● WORK TO DO
Can you rewrite the lines from the one containing "x-tick-label: 60.0 km (681, 210, 745, 230)" to the one containing "x-tick-label: 95.0 km (848, 563, 912, 583)", replacing "stream-title" with "chart-title" and leaving everything else as it is?

***** SUPPLIED ENTRIES

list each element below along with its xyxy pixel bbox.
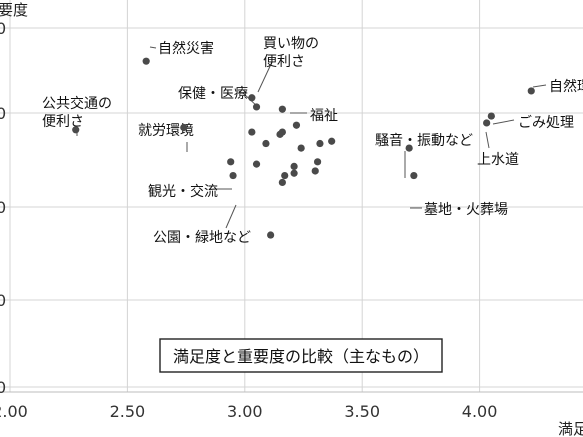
data-points: [72, 57, 535, 239]
point-label: 自然災害: [158, 40, 214, 57]
data-point: [278, 128, 286, 136]
point-label: 福祉: [310, 108, 338, 124]
point-label: 観光・交流: [148, 183, 218, 200]
x-tick-label: 2.50: [110, 402, 146, 421]
data-point: [72, 126, 80, 134]
y-tick-label: 0: [0, 378, 6, 397]
data-point: [410, 171, 418, 180]
data-point: [311, 167, 319, 175]
data-point: [281, 171, 289, 180]
data-point: [248, 128, 256, 136]
data-point: [328, 137, 336, 145]
data-point: [229, 171, 237, 180]
data-point: [267, 231, 275, 239]
data-point: [262, 139, 270, 148]
y-tick-label: 0: [0, 198, 6, 217]
y-axis-title: 要度: [0, 1, 28, 19]
point-label: 墓地・火葬場: [424, 202, 508, 218]
point-label: 公園・緑地など: [153, 230, 251, 246]
data-point: [316, 139, 324, 148]
point-label: 自然環: [549, 78, 583, 95]
data-point: [248, 94, 256, 102]
grid: [0, 0, 583, 393]
x-tick-label: 3.50: [344, 402, 380, 421]
x-axis-title: 満足: [558, 420, 583, 437]
chart-title: 満足度と重要度の比較（主なもの）: [173, 347, 429, 366]
point-label: 保健・医療: [178, 85, 248, 102]
point-label: 買い物の便利さ: [263, 36, 319, 70]
point-label: 騒音・振動など: [375, 132, 473, 149]
data-point: [487, 112, 495, 120]
point-label: 上水道: [477, 152, 519, 168]
leader-line: [492, 119, 515, 125]
y-tick-labels: 0 0 0 0 0: [0, 19, 6, 397]
data-point: [313, 158, 322, 166]
point-label: ごみ処理: [518, 115, 574, 131]
data-point: [290, 162, 298, 170]
x-tick-label: 4.00: [462, 402, 498, 421]
x-tick-label: 2.00: [0, 402, 28, 421]
data-point: [527, 87, 535, 95]
leader-line: [225, 204, 237, 229]
data-point: [278, 105, 286, 113]
data-point: [252, 160, 261, 168]
data-point: [297, 144, 305, 152]
x-tick-label: 3.00: [227, 402, 263, 421]
data-point: [227, 158, 235, 166]
leader-line: [257, 61, 273, 93]
y-tick-label: 0: [0, 19, 6, 38]
data-point: [292, 121, 301, 129]
y-tick-label: 0: [0, 104, 6, 123]
leader-line: [532, 84, 547, 88]
data-point: [278, 178, 286, 187]
data-point: [405, 144, 413, 152]
caption-box: 満足度と重要度の比較（主なもの）: [159, 338, 443, 373]
data-point: [252, 103, 261, 111]
point-label: 就労環境: [138, 123, 194, 139]
y-tick-label: 0: [0, 291, 6, 310]
data-point: [142, 57, 150, 65]
data-point: [180, 123, 188, 132]
data-point: [290, 169, 298, 177]
data-point: [483, 119, 491, 127]
x-tick-labels: 2.002.503.003.504.004.: [0, 402, 498, 421]
point-label: 公共交通の便利さ: [42, 95, 112, 130]
leader-line: [485, 131, 490, 149]
leader-line: [149, 46, 157, 49]
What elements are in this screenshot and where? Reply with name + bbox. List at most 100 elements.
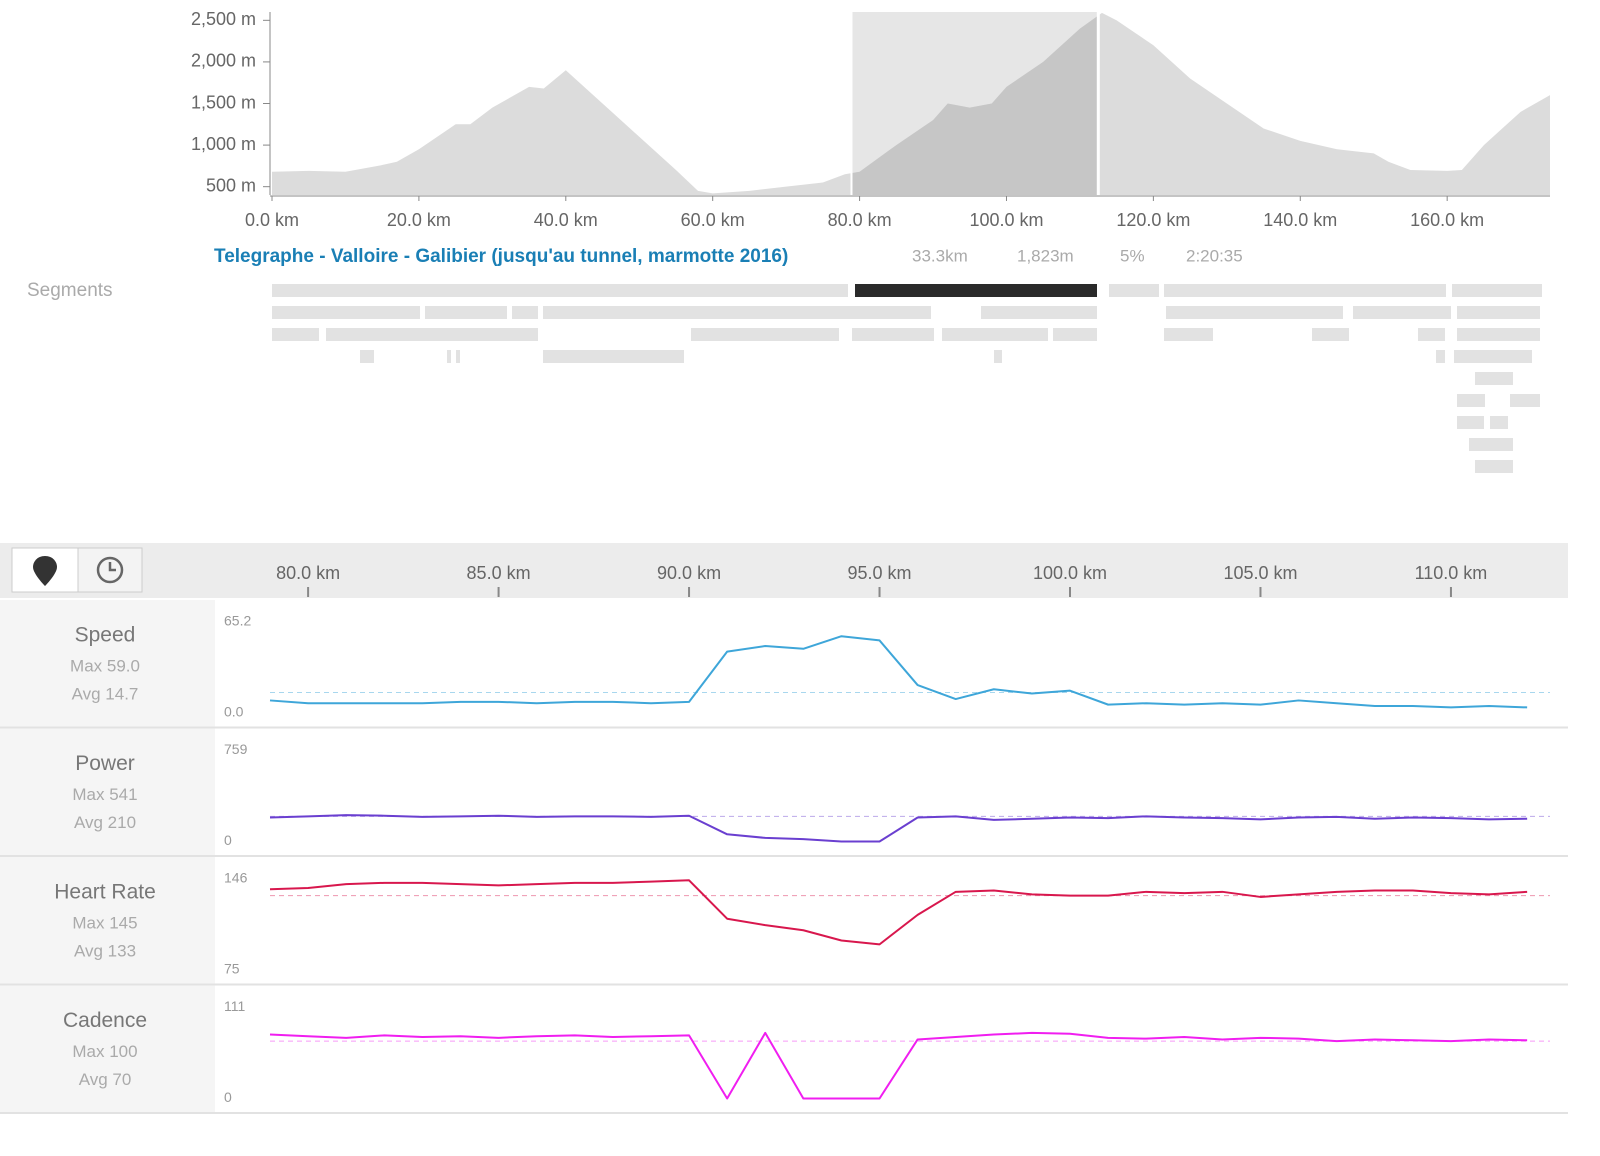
x-tick-label: 60.0 km (681, 210, 745, 230)
segment-bar[interactable] (512, 306, 538, 319)
segment-bar[interactable] (1457, 328, 1540, 341)
segment-elevation: 1,823m (1017, 246, 1074, 265)
stream-line (269, 814, 1528, 843)
segment-bar[interactable] (543, 306, 931, 319)
x-tick-label: 85.0 km (467, 563, 531, 583)
stream-avg: Avg 210 (74, 813, 136, 832)
y-tick-label: 2,000 m (191, 51, 256, 71)
x-tick-label: 0.0 km (245, 210, 299, 230)
stream-title: Power (75, 752, 135, 775)
x-tick-label: 80.0 km (276, 563, 340, 583)
segment-distance: 33.3km (912, 246, 968, 265)
segment-bar[interactable] (1452, 284, 1542, 297)
segment-bar[interactable] (272, 306, 420, 319)
segment-bar[interactable] (1457, 416, 1484, 429)
segments-label: Segments (27, 280, 113, 301)
segment-bar[interactable] (1312, 328, 1349, 341)
segment-bar[interactable] (942, 328, 1048, 341)
stream-title: Cadence (63, 1009, 147, 1032)
y-tick-label: 65.2 (224, 613, 251, 629)
stream-line (269, 1031, 1528, 1100)
stream-avg: Avg 133 (74, 941, 136, 960)
segment-name[interactable]: Telegraphe - Valloire - Galibier (jusqu'… (214, 246, 788, 267)
segment-bar[interactable] (1109, 284, 1159, 297)
stream-title: Speed (75, 624, 136, 647)
segment-bars (272, 284, 1542, 473)
segment-bar[interactable] (994, 350, 1002, 363)
segment-bar[interactable] (1475, 372, 1513, 385)
y-tick-label: 75 (224, 961, 240, 977)
stream-charts: 80.0 km 85.0 km 90.0 km 95.0 km 100.0 km 105.… (0, 563, 1568, 1114)
y-tick-label: 759 (224, 741, 248, 757)
segment-bar[interactable] (981, 306, 1097, 319)
x-tick-label: 160.0 km (1410, 210, 1484, 230)
x-tick-label: 95.0 km (848, 563, 912, 583)
stream-max: Max 59.0 (70, 656, 140, 675)
segment-bar[interactable] (326, 328, 538, 341)
stream-label-panel (0, 857, 215, 984)
segment-bar[interactable] (543, 350, 684, 363)
segment-bar[interactable] (1164, 284, 1446, 297)
segment-grade: 5% (1120, 246, 1145, 265)
segment-bar[interactable] (456, 350, 460, 363)
segment-bar-selected[interactable] (855, 284, 1097, 297)
segment-bar[interactable] (1454, 350, 1532, 363)
y-tick-label: 0.0 (224, 704, 244, 720)
segment-bar[interactable] (852, 328, 934, 341)
segment-bar[interactable] (1164, 328, 1213, 341)
x-tick-label: 120.0 km (1116, 210, 1190, 230)
y-tick-label: 1,000 m (191, 134, 256, 154)
segment-bar[interactable] (447, 350, 451, 363)
clock-icon (96, 556, 124, 584)
x-tick-label: 140.0 km (1263, 210, 1337, 230)
segment-bar[interactable] (425, 306, 507, 319)
segment-bar[interactable] (1436, 350, 1445, 363)
stream-label-panel (0, 985, 215, 1113)
segment-bar[interactable] (1418, 328, 1445, 341)
y-tick-label: 146 (224, 870, 248, 886)
segment-bar[interactable] (272, 328, 319, 341)
segment-bar[interactable] (1166, 306, 1343, 319)
segment-time: 2:20:35 (1186, 246, 1243, 265)
stream-line (269, 879, 1528, 946)
y-tick-label: 1,500 m (191, 92, 256, 112)
x-tick-label: 100.0 km (1033, 563, 1107, 583)
stream-max: Max 145 (72, 913, 137, 932)
segment-bar[interactable] (1457, 306, 1540, 319)
x-tick-label: 20.0 km (387, 210, 451, 230)
elevation-chart: 500 m 1,000 m 1,500 m 2,000 m 2,500 m 0.0 km 2… (191, 9, 1550, 230)
stream-line (269, 635, 1528, 709)
stream-avg: Avg 70 (79, 1070, 132, 1089)
elevation-area (272, 12, 1550, 196)
segment-bar[interactable] (1475, 460, 1513, 473)
segment-bar[interactable] (1510, 394, 1540, 407)
segment-bar[interactable] (1053, 328, 1097, 341)
stream-toolbar (0, 543, 1568, 598)
stream-avg: Avg 14.7 (72, 684, 139, 703)
x-tick-label: 100.0 km (969, 210, 1043, 230)
x-tick-label: 40.0 km (534, 210, 598, 230)
segment-bar[interactable] (1353, 306, 1451, 319)
x-tick-label: 90.0 km (657, 563, 721, 583)
segment-bar[interactable] (1469, 438, 1513, 451)
pin-icon (33, 556, 57, 586)
y-tick-label: 2,500 m (191, 9, 256, 29)
stream-max: Max 100 (72, 1042, 137, 1061)
y-tick-label: 500 m (206, 175, 256, 195)
segment-bar[interactable] (272, 284, 848, 297)
y-tick-label: 0 (224, 832, 232, 848)
x-tick-label: 105.0 km (1223, 563, 1297, 583)
stream-label-panel (0, 728, 215, 856)
clock-hands (108, 562, 116, 572)
segment-bar[interactable] (691, 328, 839, 341)
x-tick-label: 110.0 km (1415, 563, 1488, 583)
elevation-area-selected (851, 15, 1099, 195)
x-tick-label: 80.0 km (828, 210, 892, 230)
segment-bar[interactable] (360, 350, 374, 363)
segment-bar[interactable] (1490, 416, 1508, 429)
stream-title: Heart Rate (54, 881, 156, 904)
segment-bar[interactable] (1457, 394, 1485, 407)
stream-label-panel (0, 600, 215, 727)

**********

● RESULT OF THE TASK
x-tick-label: 60.0 km (681, 210, 745, 230)
segment-bar[interactable] (512, 306, 538, 319)
segment-bar[interactable] (1457, 328, 1540, 341)
segment-elevation: 1,823m (1017, 246, 1074, 265)
stream-line (269, 814, 1528, 843)
segment-bar[interactable] (543, 306, 931, 319)
x-tick-label: 85.0 km (467, 563, 531, 583)
stream-avg: Avg 210 (74, 813, 136, 832)
y-tick-label: 2,000 m (191, 51, 256, 71)
x-tick-label: 0.0 km (245, 210, 299, 230)
chart-title: Power (75, 752, 135, 775)
x-tick-label: 80.0 km (276, 563, 340, 583)
segment-distance: 33.3km (912, 246, 968, 265)
segment-bar[interactable] (1452, 284, 1542, 297)
segment-bar[interactable] (272, 306, 420, 319)
segment-bar[interactable] (1457, 416, 1484, 429)
segments-label: Segments (27, 280, 113, 301)
segment-bar[interactable] (1312, 328, 1349, 341)
segment-bar[interactable] (942, 328, 1048, 341)
chart-title: Cadence (63, 1009, 147, 1032)
y-tick-label: 65.2 (224, 613, 251, 629)
stream-line (269, 1031, 1528, 1100)
stream-avg: Avg 133 (74, 941, 136, 960)
segment-name[interactable]: Telegraphe - Valloire - Galibier (jusqu'… (214, 246, 788, 267)
segment-bar[interactable] (1109, 284, 1159, 297)
chart-title: Speed (75, 624, 136, 647)
segment-bars (272, 284, 1542, 473)
segment-bar[interactable] (994, 350, 1002, 363)
segment-bar[interactable] (1475, 372, 1513, 385)
y-tick-label: 75 (224, 961, 240, 977)
stream-charts: 80.0 km 85.0 km 90.0 km 95.0 km 100.0 km 105.… (0, 563, 1568, 1114)
y-tick-label: 759 (224, 741, 248, 757)
segment-bar[interactable] (981, 306, 1097, 319)
x-tick-label: 160.0 km (1410, 210, 1484, 230)
x-tick-label: 95.0 km (848, 563, 912, 583)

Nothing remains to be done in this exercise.